* **AIM OF THE EXERCISE**
Collect all lines from the listing that include the string "предоставляется".

* **Records from a data source**
============================================================

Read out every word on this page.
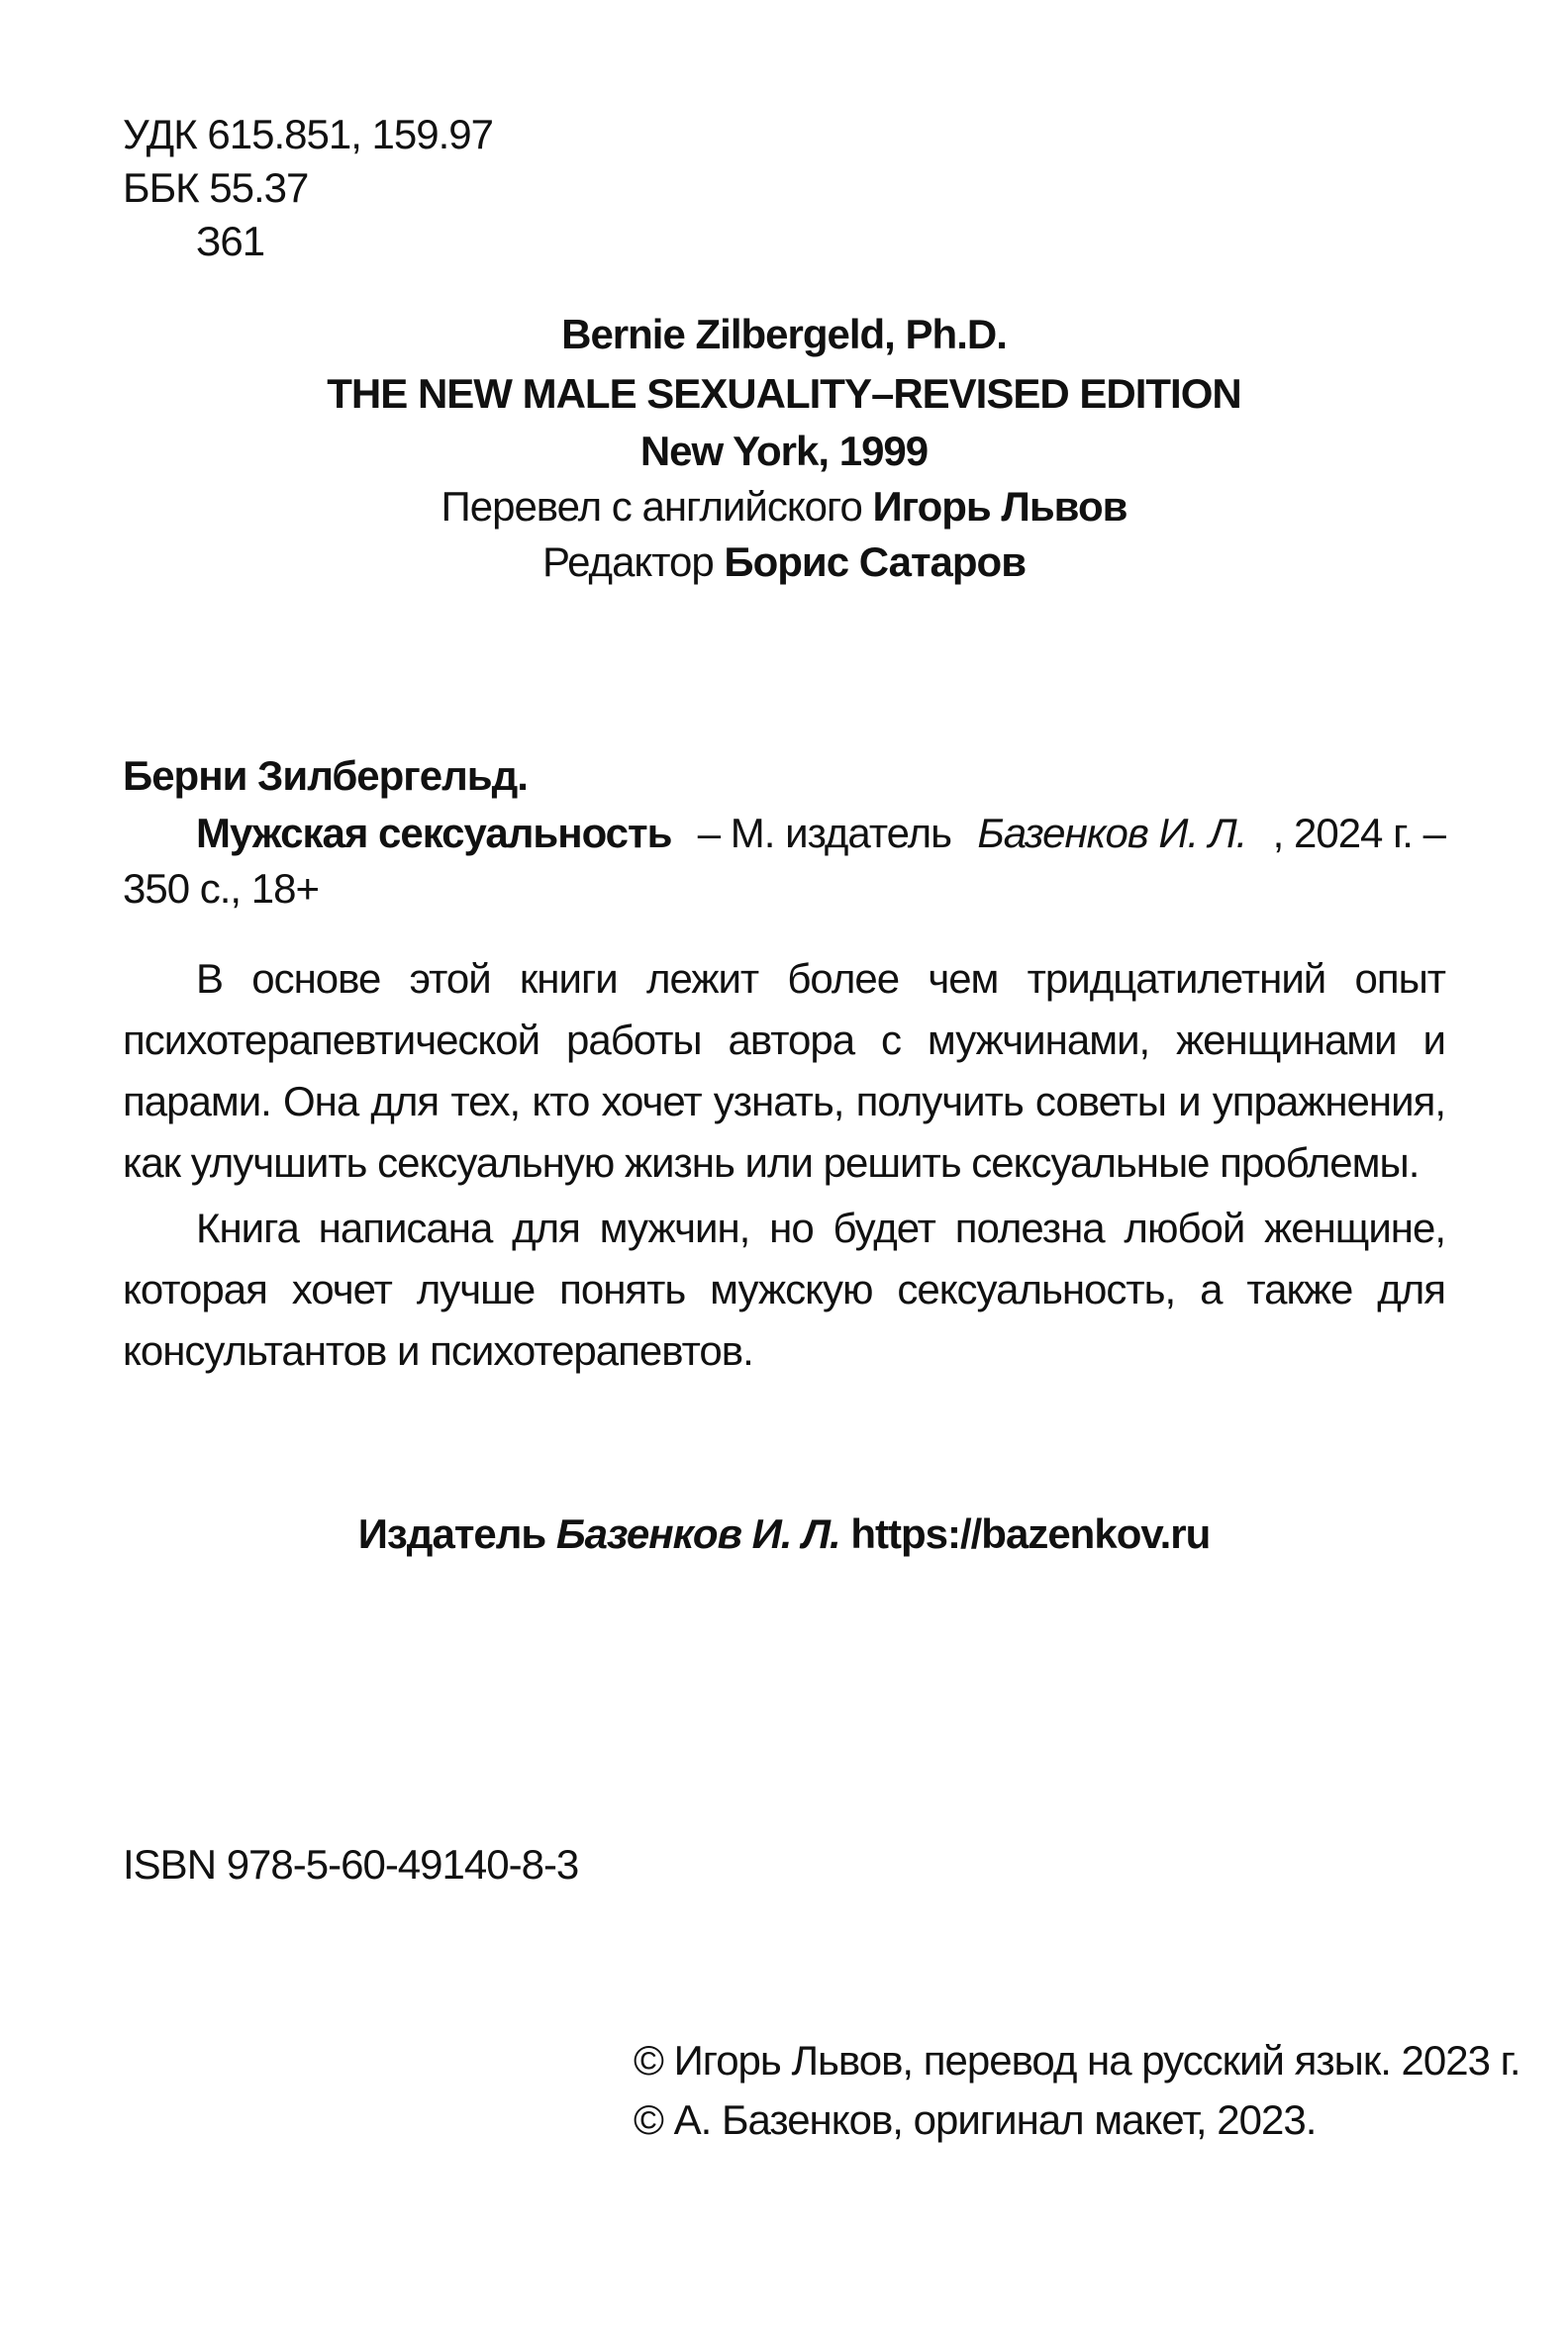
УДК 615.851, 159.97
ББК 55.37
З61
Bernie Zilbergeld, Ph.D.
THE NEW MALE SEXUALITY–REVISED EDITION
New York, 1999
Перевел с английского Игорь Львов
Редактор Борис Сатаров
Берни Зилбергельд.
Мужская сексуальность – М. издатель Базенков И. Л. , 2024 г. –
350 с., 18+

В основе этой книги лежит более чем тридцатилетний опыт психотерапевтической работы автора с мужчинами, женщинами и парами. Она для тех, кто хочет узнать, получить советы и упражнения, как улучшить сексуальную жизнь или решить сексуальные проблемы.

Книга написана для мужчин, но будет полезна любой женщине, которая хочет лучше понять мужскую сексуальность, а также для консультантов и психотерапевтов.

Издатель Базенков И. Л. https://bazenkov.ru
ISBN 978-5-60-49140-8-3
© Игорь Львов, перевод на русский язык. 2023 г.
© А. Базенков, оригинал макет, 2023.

============================================================

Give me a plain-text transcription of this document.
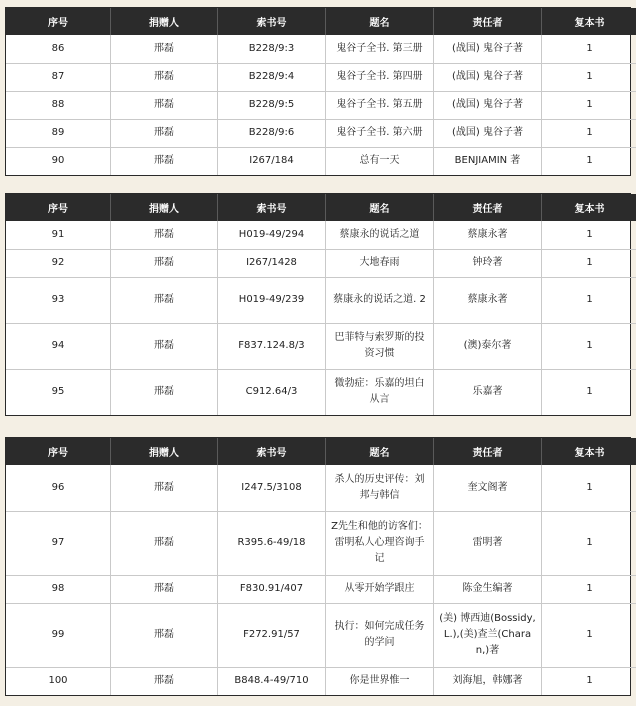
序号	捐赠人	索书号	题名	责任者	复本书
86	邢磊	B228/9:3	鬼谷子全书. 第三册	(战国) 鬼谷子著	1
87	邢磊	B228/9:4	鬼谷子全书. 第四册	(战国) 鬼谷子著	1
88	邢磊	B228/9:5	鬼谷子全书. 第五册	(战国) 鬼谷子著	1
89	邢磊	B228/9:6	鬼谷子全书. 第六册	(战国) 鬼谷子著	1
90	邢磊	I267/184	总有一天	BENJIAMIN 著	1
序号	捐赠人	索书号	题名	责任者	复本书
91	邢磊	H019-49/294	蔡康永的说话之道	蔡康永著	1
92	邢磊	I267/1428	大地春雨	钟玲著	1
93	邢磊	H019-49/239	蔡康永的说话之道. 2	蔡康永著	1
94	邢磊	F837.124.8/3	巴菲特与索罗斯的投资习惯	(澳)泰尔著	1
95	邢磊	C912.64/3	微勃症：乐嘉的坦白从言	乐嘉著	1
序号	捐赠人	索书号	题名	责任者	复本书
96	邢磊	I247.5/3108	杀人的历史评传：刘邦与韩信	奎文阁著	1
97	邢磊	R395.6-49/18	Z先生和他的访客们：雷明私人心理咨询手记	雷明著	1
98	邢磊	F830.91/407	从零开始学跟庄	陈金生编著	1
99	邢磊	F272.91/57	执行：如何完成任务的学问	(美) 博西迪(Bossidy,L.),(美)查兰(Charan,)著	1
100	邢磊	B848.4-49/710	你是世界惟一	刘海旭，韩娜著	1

============================================================

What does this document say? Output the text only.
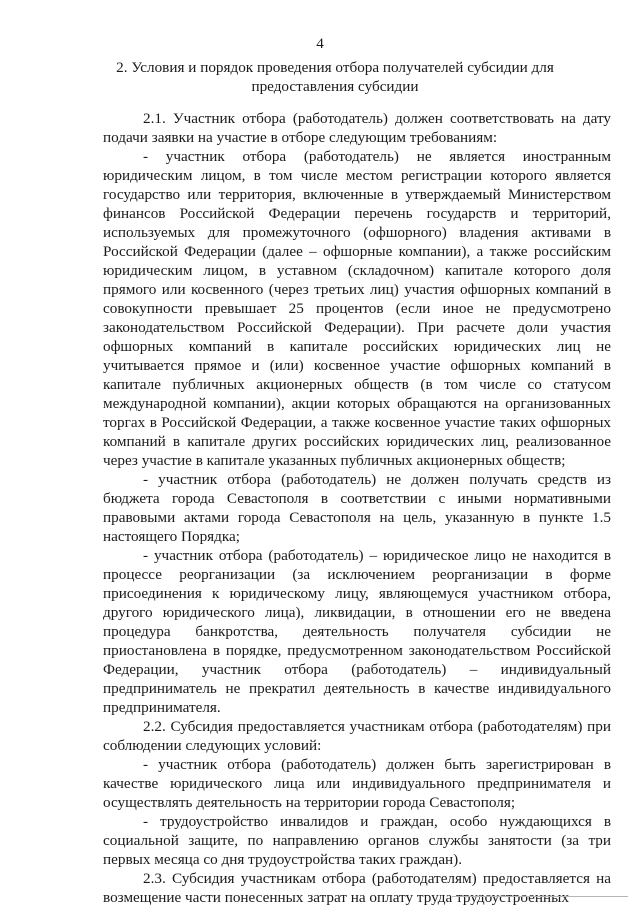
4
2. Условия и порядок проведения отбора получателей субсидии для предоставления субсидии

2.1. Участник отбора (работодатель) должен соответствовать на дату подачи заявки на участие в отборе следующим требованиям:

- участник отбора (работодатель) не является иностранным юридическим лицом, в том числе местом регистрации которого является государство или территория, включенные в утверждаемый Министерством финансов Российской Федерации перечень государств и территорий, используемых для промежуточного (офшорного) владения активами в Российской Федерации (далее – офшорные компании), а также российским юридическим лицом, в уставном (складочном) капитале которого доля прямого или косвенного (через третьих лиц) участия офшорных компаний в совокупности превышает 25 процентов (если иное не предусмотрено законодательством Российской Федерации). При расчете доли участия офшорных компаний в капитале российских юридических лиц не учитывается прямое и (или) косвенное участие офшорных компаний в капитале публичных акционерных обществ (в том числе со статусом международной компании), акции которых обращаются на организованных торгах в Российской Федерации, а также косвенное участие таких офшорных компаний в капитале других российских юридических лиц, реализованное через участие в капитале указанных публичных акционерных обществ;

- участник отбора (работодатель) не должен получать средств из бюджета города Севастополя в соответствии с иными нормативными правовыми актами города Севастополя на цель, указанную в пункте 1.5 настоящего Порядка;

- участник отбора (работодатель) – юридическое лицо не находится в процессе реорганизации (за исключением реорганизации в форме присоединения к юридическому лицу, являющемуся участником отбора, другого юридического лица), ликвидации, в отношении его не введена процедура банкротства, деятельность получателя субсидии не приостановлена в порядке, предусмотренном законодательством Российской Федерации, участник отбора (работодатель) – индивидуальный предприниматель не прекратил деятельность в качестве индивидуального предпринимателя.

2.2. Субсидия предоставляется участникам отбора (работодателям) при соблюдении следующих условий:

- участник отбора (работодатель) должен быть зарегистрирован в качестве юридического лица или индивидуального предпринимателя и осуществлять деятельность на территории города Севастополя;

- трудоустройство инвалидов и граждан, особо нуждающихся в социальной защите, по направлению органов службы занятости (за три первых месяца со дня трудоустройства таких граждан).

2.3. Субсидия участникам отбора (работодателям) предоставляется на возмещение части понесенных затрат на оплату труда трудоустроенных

============================================================

* **OUTPUT BELOW**
2.2. Субсидия предоставляется участникам отбора (работодателям) при соблюдении следующих условий:
2.3. Субсидия участникам отбора (работодателям) предоставляется на возмещение части понесенных затрат на оплату труда трудоустроенных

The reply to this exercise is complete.